-- begin Material supplied --
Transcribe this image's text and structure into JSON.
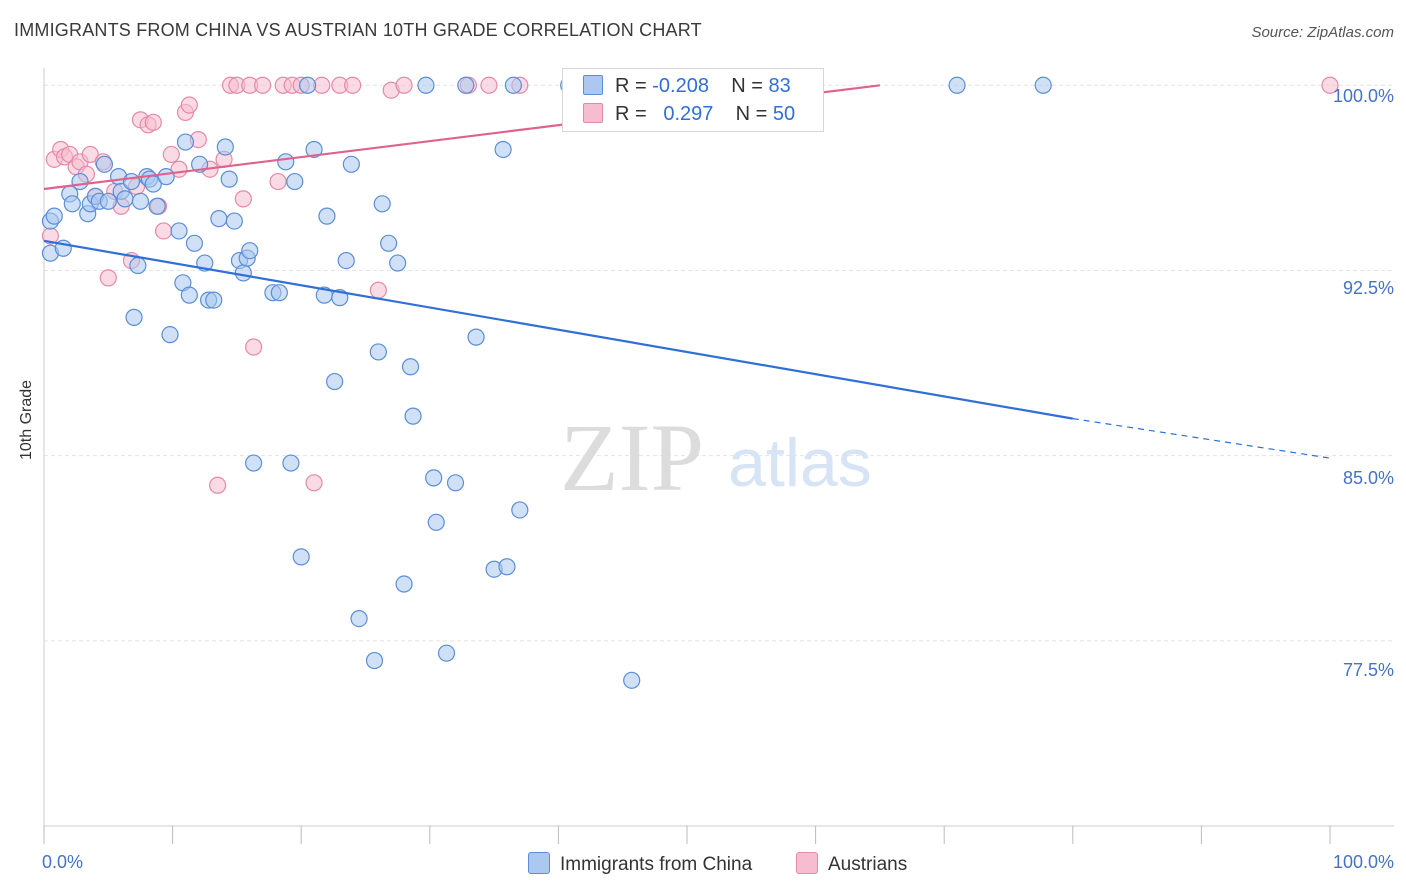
{
  "title": "IMMIGRANTS FROM CHINA VS AUSTRIAN 10TH GRADE CORRELATION CHART",
  "source": "Source: ZipAtlas.com",
  "watermark": {
    "zip": "ZIP",
    "atlas": "atlas"
  },
  "legend": {
    "china": {
      "r_label": "R =",
      "r_value": "-0.208",
      "n_label": "N =",
      "n_value": "83"
    },
    "austria": {
      "r_label": "R =",
      "r_value": "0.297",
      "n_label": "N =",
      "n_value": "50"
    }
  },
  "bottom_legend": {
    "china": "Immigrants from China",
    "austria": "Austrians"
  },
  "colors": {
    "china_fill": "#aac8f0",
    "china_stroke": "#5b8ed6",
    "china_line": "#2f6fd6",
    "austria_fill": "#f6bdd0",
    "austria_stroke": "#e688a8",
    "austria_line": "#e0628c",
    "tick_text": "#4472c4",
    "grid": "#e4e4e4"
  },
  "chart_data": {
    "type": "scatter",
    "title": "IMMIGRANTS FROM CHINA VS AUSTRIAN 10TH GRADE CORRELATION CHART",
    "xlabel": "",
    "ylabel": "10th Grade",
    "xlim": [
      0,
      100
    ],
    "ylim": [
      70.0,
      100.7
    ],
    "x_tick_labels": [
      "0.0%",
      "100.0%"
    ],
    "y_ticks": [
      100.0,
      92.5,
      85.0,
      77.5
    ],
    "y_tick_labels": [
      "100.0%",
      "92.5%",
      "85.0%",
      "77.5%"
    ],
    "series": [
      {
        "name": "Immigrants from China",
        "r": -0.208,
        "n": 83,
        "trend": {
          "x0": 0.0,
          "y0": 93.7,
          "x1": 80.0,
          "y1": 86.5,
          "dash_to_x": 100.0,
          "dash_y": 84.9
        },
        "points": [
          [
            0.5,
            94.5
          ],
          [
            0.5,
            93.2
          ],
          [
            1.5,
            93.4
          ],
          [
            0.8,
            94.7
          ],
          [
            2.0,
            95.6
          ],
          [
            2.2,
            95.2
          ],
          [
            2.8,
            96.1
          ],
          [
            3.4,
            94.8
          ],
          [
            3.6,
            95.2
          ],
          [
            4.0,
            95.5
          ],
          [
            4.3,
            95.3
          ],
          [
            4.7,
            96.8
          ],
          [
            5.0,
            95.3
          ],
          [
            5.8,
            96.3
          ],
          [
            6.0,
            95.7
          ],
          [
            6.3,
            95.4
          ],
          [
            7.3,
            92.7
          ],
          [
            7.0,
            90.6
          ],
          [
            6.8,
            96.1
          ],
          [
            7.5,
            95.3
          ],
          [
            8.0,
            96.3
          ],
          [
            8.2,
            96.2
          ],
          [
            8.5,
            96.0
          ],
          [
            8.8,
            95.1
          ],
          [
            9.5,
            96.3
          ],
          [
            9.8,
            89.9
          ],
          [
            10.5,
            94.1
          ],
          [
            10.8,
            92.0
          ],
          [
            11.3,
            91.5
          ],
          [
            11.0,
            97.7
          ],
          [
            11.7,
            93.6
          ],
          [
            12.1,
            96.8
          ],
          [
            12.5,
            92.8
          ],
          [
            12.8,
            91.3
          ],
          [
            13.2,
            91.3
          ],
          [
            13.6,
            94.6
          ],
          [
            14.1,
            97.5
          ],
          [
            14.4,
            96.2
          ],
          [
            14.8,
            94.5
          ],
          [
            15.2,
            92.9
          ],
          [
            15.5,
            92.4
          ],
          [
            15.8,
            93.0
          ],
          [
            16.0,
            93.3
          ],
          [
            16.3,
            84.7
          ],
          [
            17.8,
            91.6
          ],
          [
            18.3,
            91.6
          ],
          [
            18.8,
            96.9
          ],
          [
            19.2,
            84.7
          ],
          [
            19.5,
            96.1
          ],
          [
            20.0,
            80.9
          ],
          [
            20.5,
            100.0
          ],
          [
            21.0,
            97.4
          ],
          [
            21.8,
            91.5
          ],
          [
            22.0,
            94.7
          ],
          [
            22.6,
            88.0
          ],
          [
            23.0,
            91.4
          ],
          [
            23.5,
            92.9
          ],
          [
            23.9,
            96.8
          ],
          [
            24.5,
            78.4
          ],
          [
            25.7,
            76.7
          ],
          [
            26.0,
            89.2
          ],
          [
            26.3,
            95.2
          ],
          [
            26.8,
            93.6
          ],
          [
            27.5,
            92.8
          ],
          [
            28.0,
            79.8
          ],
          [
            28.5,
            88.6
          ],
          [
            28.7,
            86.6
          ],
          [
            29.7,
            100.0
          ],
          [
            30.3,
            84.1
          ],
          [
            30.5,
            82.3
          ],
          [
            31.3,
            77.0
          ],
          [
            32.0,
            83.9
          ],
          [
            32.8,
            100.0
          ],
          [
            33.6,
            89.8
          ],
          [
            35.0,
            80.4
          ],
          [
            35.7,
            97.4
          ],
          [
            36.0,
            80.5
          ],
          [
            36.5,
            100.0
          ],
          [
            37.0,
            82.8
          ],
          [
            40.8,
            100.0
          ],
          [
            45.7,
            75.9
          ],
          [
            71.0,
            100.0
          ],
          [
            77.7,
            100.0
          ]
        ]
      },
      {
        "name": "Austrians",
        "r": 0.297,
        "n": 50,
        "trend": {
          "x0": 0.0,
          "y0": 95.8,
          "x1": 65.0,
          "y1": 100.0
        },
        "points": [
          [
            0.5,
            93.9
          ],
          [
            0.8,
            97.0
          ],
          [
            1.3,
            97.4
          ],
          [
            1.6,
            97.1
          ],
          [
            2.0,
            97.2
          ],
          [
            2.5,
            96.7
          ],
          [
            2.8,
            96.9
          ],
          [
            3.3,
            96.4
          ],
          [
            3.6,
            97.2
          ],
          [
            4.0,
            95.5
          ],
          [
            4.6,
            96.9
          ],
          [
            5.0,
            92.2
          ],
          [
            5.5,
            95.7
          ],
          [
            6.0,
            95.1
          ],
          [
            6.8,
            92.9
          ],
          [
            7.2,
            95.9
          ],
          [
            7.5,
            98.6
          ],
          [
            8.1,
            98.4
          ],
          [
            8.5,
            98.5
          ],
          [
            8.9,
            95.1
          ],
          [
            9.3,
            94.1
          ],
          [
            9.9,
            97.2
          ],
          [
            10.5,
            96.6
          ],
          [
            11.0,
            98.9
          ],
          [
            11.3,
            99.2
          ],
          [
            12.0,
            97.8
          ],
          [
            12.9,
            96.6
          ],
          [
            13.5,
            83.8
          ],
          [
            14.0,
            97.0
          ],
          [
            14.5,
            100.0
          ],
          [
            15.0,
            100.0
          ],
          [
            15.5,
            95.4
          ],
          [
            16.0,
            100.0
          ],
          [
            16.3,
            89.4
          ],
          [
            17.0,
            100.0
          ],
          [
            18.2,
            96.1
          ],
          [
            18.6,
            100.0
          ],
          [
            19.3,
            100.0
          ],
          [
            20.0,
            100.0
          ],
          [
            21.0,
            83.9
          ],
          [
            21.6,
            100.0
          ],
          [
            23.0,
            100.0
          ],
          [
            24.0,
            100.0
          ],
          [
            26.0,
            91.7
          ],
          [
            27.0,
            99.8
          ],
          [
            28.0,
            100.0
          ],
          [
            33.0,
            100.0
          ],
          [
            34.6,
            100.0
          ],
          [
            37.0,
            100.0
          ],
          [
            100.0,
            100.0
          ]
        ]
      }
    ]
  }
}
-- end Material supplied --
Retype each record exactly as it stands, but do not include the pictures.

Transcribe this image's text and structure into JSON.
{
  "title": "IMMIGRANTS FROM CHINA VS AUSTRIAN 10TH GRADE CORRELATION CHART",
  "source": "Source: ZipAtlas.com",
  "watermark": {
    "zip": "ZIP",
    "atlas": "atlas"
  },
  "legend": {
    "china": {
      "r_label": "R =",
      "r_value": "-0.208",
      "n_label": "N =",
      "n_value": "83"
    },
    "austria": {
      "r_label": "R =",
      "r_value": "0.297",
      "n_label": "N =",
      "n_value": "50"
    }
  },
  "bottom_legend": {
    "china": "Immigrants from China",
    "austria": "Austrians"
  },
  "colors": {
    "china_fill": "#aac8f0",
    "china_stroke": "#5b8ed6",
    "china_line": "#2f6fd6",
    "austria_fill": "#f6bdd0",
    "austria_stroke": "#e688a8",
    "austria_line": "#e0628c",
    "tick_text": "#4472c4",
    "grid": "#e4e4e4"
  },
  "chart_data": {
    "type": "scatter",
    "title": "IMMIGRANTS FROM CHINA VS AUSTRIAN 10TH GRADE CORRELATION CHART",
    "xlabel": "",
    "ylabel": "10th Grade",
    "xlim": [
      0,
      100
    ],
    "ylim": [
      70.0,
      100.7
    ],
    "x_tick_labels": [
      "0.0%",
      "100.0%"
    ],
    "y_ticks": [
      100.0,
      92.5,
      85.0,
      77.5
    ],
    "y_tick_labels": [
      "100.0%",
      "92.5%",
      "85.0%",
      "77.5%"
    ],
    "series": [
      {
        "name": "Immigrants from China",
        "r": -0.208,
        "n": 83,
        "trend": {
          "x0": 0.0,
          "y0": 93.7,
          "x1": 80.0,
          "y1": 86.5,
          "dash_to_x": 100.0,
          "dash_y": 84.9
        },
        "points": [
          [
            0.5,
            94.5
          ],
          [
            0.5,
            93.2
          ],
          [
            1.5,
            93.4
          ],
          [
            0.8,
            94.7
          ],
          [
            2.0,
            95.6
          ],
          [
            2.2,
            95.2
          ],
          [
            2.8,
            96.1
          ],
          [
            3.4,
            94.8
          ],
          [
            3.6,
            95.2
          ],
          [
            4.0,
            95.5
          ],
          [
            4.3,
            95.3
          ],
          [
            4.7,
            96.8
          ],
          [
            5.0,
            95.3
          ],
          [
            5.8,
            96.3
          ],
          [
            6.0,
            95.7
          ],
          [
            6.3,
            95.4
          ],
          [
            7.3,
            92.7
          ],
          [
            7.0,
            90.6
          ],
          [
            6.8,
            96.1
          ],
          [
            7.5,
            95.3
          ],
          [
            8.0,
            96.3
          ],
          [
            8.2,
            96.2
          ],
          [
            8.5,
            96.0
          ],
          [
            8.8,
            95.1
          ],
          [
            9.5,
            96.3
          ],
          [
            9.8,
            89.9
          ],
          [
            10.5,
            94.1
          ],
          [
            10.8,
            92.0
          ],
          [
            11.3,
            91.5
          ],
          [
            11.0,
            97.7
          ],
          [
            11.7,
            93.6
          ],
          [
            12.1,
            96.8
          ],
          [
            12.5,
            92.8
          ],
          [
            12.8,
            91.3
          ],
          [
            13.2,
            91.3
          ],
          [
            13.6,
            94.6
          ],
          [
            14.1,
            97.5
          ],
          [
            14.4,
            96.2
          ],
          [
            14.8,
            94.5
          ],
          [
            15.2,
            92.9
          ],
          [
            15.5,
            92.4
          ],
          [
            15.8,
            93.0
          ],
          [
            16.0,
            93.3
          ],
          [
            16.3,
            84.7
          ],
          [
            17.8,
            91.6
          ],
          [
            18.3,
            91.6
          ],
          [
            18.8,
            96.9
          ],
          [
            19.2,
            84.7
          ],
          [
            19.5,
            96.1
          ],
          [
            20.0,
            80.9
          ],
          [
            20.5,
            100.0
          ],
          [
            21.0,
            97.4
          ],
          [
            21.8,
            91.5
          ],
          [
            22.0,
            94.7
          ],
          [
            22.6,
            88.0
          ],
          [
            23.0,
            91.4
          ],
          [
            23.5,
            92.9
          ],
          [
            23.9,
            96.8
          ],
          [
            24.5,
            78.4
          ],
          [
            25.7,
            76.7
          ],
          [
            26.0,
            89.2
          ],
          [
            26.3,
            95.2
          ],
          [
            26.8,
            93.6
          ],
          [
            27.5,
            92.8
          ],
          [
            28.0,
            79.8
          ],
          [
            28.5,
            88.6
          ],
          [
            28.7,
            86.6
          ],
          [
            29.7,
            100.0
          ],
          [
            30.3,
            84.1
          ],
          [
            30.5,
            82.3
          ],
          [
            31.3,
            77.0
          ],
          [
            32.0,
            83.9
          ],
          [
            32.8,
            100.0
          ],
          [
            33.6,
            89.8
          ],
          [
            35.0,
            80.4
          ],
          [
            35.7,
            97.4
          ],
          [
            36.0,
            80.5
          ],
          [
            36.5,
            100.0
          ],
          [
            37.0,
            82.8
          ],
          [
            40.8,
            100.0
          ],
          [
            45.7,
            75.9
          ],
          [
            71.0,
            100.0
          ],
          [
            77.7,
            100.0
          ]
        ]
      },
      {
        "name": "Austrians",
        "r": 0.297,
        "n": 50,
        "trend": {
          "x0": 0.0,
          "y0": 95.8,
          "x1": 65.0,
          "y1": 100.0
        },
        "points": [
          [
            0.5,
            93.9
          ],
          [
            0.8,
            97.0
          ],
          [
            1.3,
            97.4
          ],
          [
            1.6,
            97.1
          ],
          [
            2.0,
            97.2
          ],
          [
            2.5,
            96.7
          ],
          [
            2.8,
            96.9
          ],
          [
            3.3,
            96.4
          ],
          [
            3.6,
            97.2
          ],
          [
            4.0,
            95.5
          ],
          [
            4.6,
            96.9
          ],
          [
            5.0,
            92.2
          ],
          [
            5.5,
            95.7
          ],
          [
            6.0,
            95.1
          ],
          [
            6.8,
            92.9
          ],
          [
            7.2,
            95.9
          ],
          [
            7.5,
            98.6
          ],
          [
            8.1,
            98.4
          ],
          [
            8.5,
            98.5
          ],
          [
            8.9,
            95.1
          ],
          [
            9.3,
            94.1
          ],
          [
            9.9,
            97.2
          ],
          [
            10.5,
            96.6
          ],
          [
            11.0,
            98.9
          ],
          [
            11.3,
            99.2
          ],
          [
            12.0,
            97.8
          ],
          [
            12.9,
            96.6
          ],
          [
            13.5,
            83.8
          ],
          [
            14.0,
            97.0
          ],
          [
            14.5,
            100.0
          ],
          [
            15.0,
            100.0
          ],
          [
            15.5,
            95.4
          ],
          [
            16.0,
            100.0
          ],
          [
            16.3,
            89.4
          ],
          [
            17.0,
            100.0
          ],
          [
            18.2,
            96.1
          ],
          [
            18.6,
            100.0
          ],
          [
            19.3,
            100.0
          ],
          [
            20.0,
            100.0
          ],
          [
            21.0,
            83.9
          ],
          [
            21.6,
            100.0
          ],
          [
            23.0,
            100.0
          ],
          [
            24.0,
            100.0
          ],
          [
            26.0,
            91.7
          ],
          [
            27.0,
            99.8
          ],
          [
            28.0,
            100.0
          ],
          [
            33.0,
            100.0
          ],
          [
            34.6,
            100.0
          ],
          [
            37.0,
            100.0
          ],
          [
            100.0,
            100.0
          ]
        ]
      }
    ]
  }
}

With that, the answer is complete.